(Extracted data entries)
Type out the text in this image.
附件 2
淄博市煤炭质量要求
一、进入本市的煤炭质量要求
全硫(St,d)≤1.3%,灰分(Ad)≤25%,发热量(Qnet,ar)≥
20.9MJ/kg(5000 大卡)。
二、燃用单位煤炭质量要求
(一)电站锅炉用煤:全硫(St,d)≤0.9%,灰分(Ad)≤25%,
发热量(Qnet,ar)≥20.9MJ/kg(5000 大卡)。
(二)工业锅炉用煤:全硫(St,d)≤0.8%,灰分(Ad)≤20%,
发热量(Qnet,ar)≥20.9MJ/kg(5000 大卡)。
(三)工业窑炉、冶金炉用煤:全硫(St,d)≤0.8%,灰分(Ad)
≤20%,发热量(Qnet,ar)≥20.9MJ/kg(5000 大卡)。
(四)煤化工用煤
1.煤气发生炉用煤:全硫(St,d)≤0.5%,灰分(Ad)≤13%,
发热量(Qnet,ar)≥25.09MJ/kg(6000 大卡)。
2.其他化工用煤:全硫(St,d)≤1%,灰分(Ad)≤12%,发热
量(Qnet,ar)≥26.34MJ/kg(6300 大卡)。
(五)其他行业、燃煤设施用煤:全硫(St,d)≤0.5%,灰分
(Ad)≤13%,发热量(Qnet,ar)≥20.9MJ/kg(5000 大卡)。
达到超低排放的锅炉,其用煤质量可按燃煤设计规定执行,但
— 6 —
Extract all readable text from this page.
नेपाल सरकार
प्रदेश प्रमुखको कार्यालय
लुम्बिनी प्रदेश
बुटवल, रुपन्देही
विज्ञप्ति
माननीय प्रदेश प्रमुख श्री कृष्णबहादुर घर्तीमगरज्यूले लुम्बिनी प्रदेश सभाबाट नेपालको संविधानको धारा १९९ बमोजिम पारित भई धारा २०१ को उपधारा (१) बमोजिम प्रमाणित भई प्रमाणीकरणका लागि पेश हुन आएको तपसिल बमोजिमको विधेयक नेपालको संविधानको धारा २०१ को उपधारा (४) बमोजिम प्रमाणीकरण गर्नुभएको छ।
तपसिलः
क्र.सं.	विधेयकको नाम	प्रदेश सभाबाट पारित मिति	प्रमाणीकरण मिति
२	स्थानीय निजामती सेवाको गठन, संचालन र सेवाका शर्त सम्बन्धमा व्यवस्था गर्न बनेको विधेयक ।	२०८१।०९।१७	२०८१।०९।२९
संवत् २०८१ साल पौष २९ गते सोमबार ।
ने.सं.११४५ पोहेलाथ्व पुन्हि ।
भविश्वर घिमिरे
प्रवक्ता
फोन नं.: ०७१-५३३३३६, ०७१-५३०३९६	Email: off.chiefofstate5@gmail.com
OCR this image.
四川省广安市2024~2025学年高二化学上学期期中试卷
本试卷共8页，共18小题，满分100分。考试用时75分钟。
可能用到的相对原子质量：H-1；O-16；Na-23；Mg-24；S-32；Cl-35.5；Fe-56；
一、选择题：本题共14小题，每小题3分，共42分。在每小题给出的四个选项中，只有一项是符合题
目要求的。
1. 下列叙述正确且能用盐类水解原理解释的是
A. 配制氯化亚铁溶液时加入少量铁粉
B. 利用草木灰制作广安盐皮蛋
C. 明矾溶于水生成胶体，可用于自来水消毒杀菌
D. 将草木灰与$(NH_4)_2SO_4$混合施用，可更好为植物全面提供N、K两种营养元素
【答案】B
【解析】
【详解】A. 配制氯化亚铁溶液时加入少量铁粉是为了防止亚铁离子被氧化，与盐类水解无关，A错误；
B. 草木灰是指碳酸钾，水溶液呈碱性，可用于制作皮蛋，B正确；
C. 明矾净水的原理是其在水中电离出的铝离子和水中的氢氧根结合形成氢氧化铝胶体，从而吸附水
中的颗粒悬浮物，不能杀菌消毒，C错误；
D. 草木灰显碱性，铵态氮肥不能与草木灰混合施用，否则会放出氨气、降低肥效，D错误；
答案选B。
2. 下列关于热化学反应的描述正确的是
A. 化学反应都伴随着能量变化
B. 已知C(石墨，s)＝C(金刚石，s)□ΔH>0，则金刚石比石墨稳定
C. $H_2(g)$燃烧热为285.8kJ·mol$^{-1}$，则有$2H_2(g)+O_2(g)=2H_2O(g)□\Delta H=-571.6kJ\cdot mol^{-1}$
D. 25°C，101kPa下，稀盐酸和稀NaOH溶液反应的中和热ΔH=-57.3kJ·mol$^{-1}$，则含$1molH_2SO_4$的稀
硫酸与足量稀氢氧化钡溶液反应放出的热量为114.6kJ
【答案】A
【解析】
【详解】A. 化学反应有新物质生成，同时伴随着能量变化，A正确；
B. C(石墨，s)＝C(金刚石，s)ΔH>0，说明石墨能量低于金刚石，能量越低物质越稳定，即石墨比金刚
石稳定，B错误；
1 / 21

— The exercise —
Give all the entries again exactly; leave none out.

— Solved exercise —
Type out the text in this image.
附件 2
淄博市煤炭质量要求
一、进入本市的煤炭质量要求
全硫(St,d)≤1.3%,灰分(Ad)≤25%,发热量(Qnet,ar)≥
20.9MJ/kg(5000 大卡)。
二、燃用单位煤炭质量要求
(一)电站锅炉用煤:全硫(St,d)≤0.9%,灰分(Ad)≤25%,
发热量(Qnet,ar)≥20.9MJ/kg(5000 大卡)。
(二)工业锅炉用煤:全硫(St,d)≤0.8%,灰分(Ad)≤20%,
发热量(Qnet,ar)≥20.9MJ/kg(5000 大卡)。
(三)工业窑炉、冶金炉用煤:全硫(St,d)≤0.8%,灰分(Ad)
≤20%,发热量(Qnet,ar)≥20.9MJ/kg(5000 大卡)。
(四)煤化工用煤
1.煤气发生炉用煤:全硫(St,d)≤0.5%,灰分(Ad)≤13%,
发热量(Qnet,ar)≥25.09MJ/kg(6000 大卡)。
2.其他化工用煤:全硫(St,d)≤1%,灰分(Ad)≤12%,发热
量(Qnet,ar)≥26.34MJ/kg(6300 大卡)。
(五)其他行业、燃煤设施用煤:全硫(St,d)≤0.5%,灰分
(Ad)≤13%,发热量(Qnet,ar)≥20.9MJ/kg(5000 大卡)。
达到超低排放的锅炉,其用煤质量可按燃煤设计规定执行,但
— 6 —
Extract all readable text from this page.
नेपाल सरकार
प्रदेश प्रमुखको कार्यालय
लुम्बिनी प्रदेश
बुटवल, रुपन्देही
विज्ञप्ति
माननीय प्रदेश प्रमुख श्री कृष्णबहादुर घर्तीमगरज्यूले लुम्बिनी प्रदेश सभाबाट नेपालको संविधानको धारा १९९ बमोजिम पारित भई धारा २०१ को उपधारा (१) बमोजिम प्रमाणित भई प्रमाणीकरणका लागि पेश हुन आएको तपसिल बमोजिमको विधेयक नेपालको संविधानको धारा २०१ को उपधारा (४) बमोजिम प्रमाणीकरण गर्नुभएको छ।
तपसिलः
क्र.सं.	विधेयकको नाम	प्रदेश सभाबाट पारित मिति	प्रमाणीकरण मिति
२	स्थानीय निजामती सेवाको गठन, संचालन र सेवाका शर्त सम्बन्धमा व्यवस्था गर्न बनेको विधेयक ।	२०८१।०९।१७	२०८१।०९।२९
संवत् २०८१ साल पौष २९ गते सोमबार ।
ने.सं.११४५ पोहेलाथ्व पुन्हि ।
भविश्वर घिमिरे
प्रवक्ता
फोन नं.: ०७१-५३३३३६, ०७१-५३०३९६	Email: off.chiefofstate5@gmail.com
OCR this image.
四川省广安市2024~2025学年高二化学上学期期中试卷
本试卷共8页，共18小题，满分100分。考试用时75分钟。
可能用到的相对原子质量：H-1；O-16；Na-23；Mg-24；S-32；Cl-35.5；Fe-56；
一、选择题：本题共14小题，每小题3分，共42分。在每小题给出的四个选项中，只有一项是符合题
目要求的。
1. 下列叙述正确且能用盐类水解原理解释的是
A. 配制氯化亚铁溶液时加入少量铁粉
B. 利用草木灰制作广安盐皮蛋
C. 明矾溶于水生成胶体，可用于自来水消毒杀菌
D. 将草木灰与$(NH_4)_2SO_4$混合施用，可更好为植物全面提供N、K两种营养元素
【答案】B
【解析】
【详解】A. 配制氯化亚铁溶液时加入少量铁粉是为了防止亚铁离子被氧化，与盐类水解无关，A错误；
B. 草木灰是指碳酸钾，水溶液呈碱性，可用于制作皮蛋，B正确；
C. 明矾净水的原理是其在水中电离出的铝离子和水中的氢氧根结合形成氢氧化铝胶体，从而吸附水
中的颗粒悬浮物，不能杀菌消毒，C错误；
D. 草木灰显碱性，铵态氮肥不能与草木灰混合施用，否则会放出氨气、降低肥效，D错误；
答案选B。
2. 下列关于热化学反应的描述正确的是
A. 化学反应都伴随着能量变化
B. 已知C(石墨，s)＝C(金刚石，s)□ΔH>0，则金刚石比石墨稳定
C. $H_2(g)$燃烧热为285.8kJ·mol$^{-1}$，则有$2H_2(g)+O_2(g)=2H_2O(g)□\Delta H=-571.6kJ\cdot mol^{-1}$
D. 25°C，101kPa下，稀盐酸和稀NaOH溶液反应的中和热ΔH=-57.3kJ·mol$^{-1}$，则含$1molH_2SO_4$的稀
硫酸与足量稀氢氧化钡溶液反应放出的热量为114.6kJ
【答案】A
【解析】
【详解】A. 化学反应有新物质生成，同时伴随着能量变化，A正确；
B. C(石墨，s)＝C(金刚石，s)ΔH>0，说明石墨能量低于金刚石，能量越低物质越稳定，即石墨比金刚
石稳定，B错误；
1 / 21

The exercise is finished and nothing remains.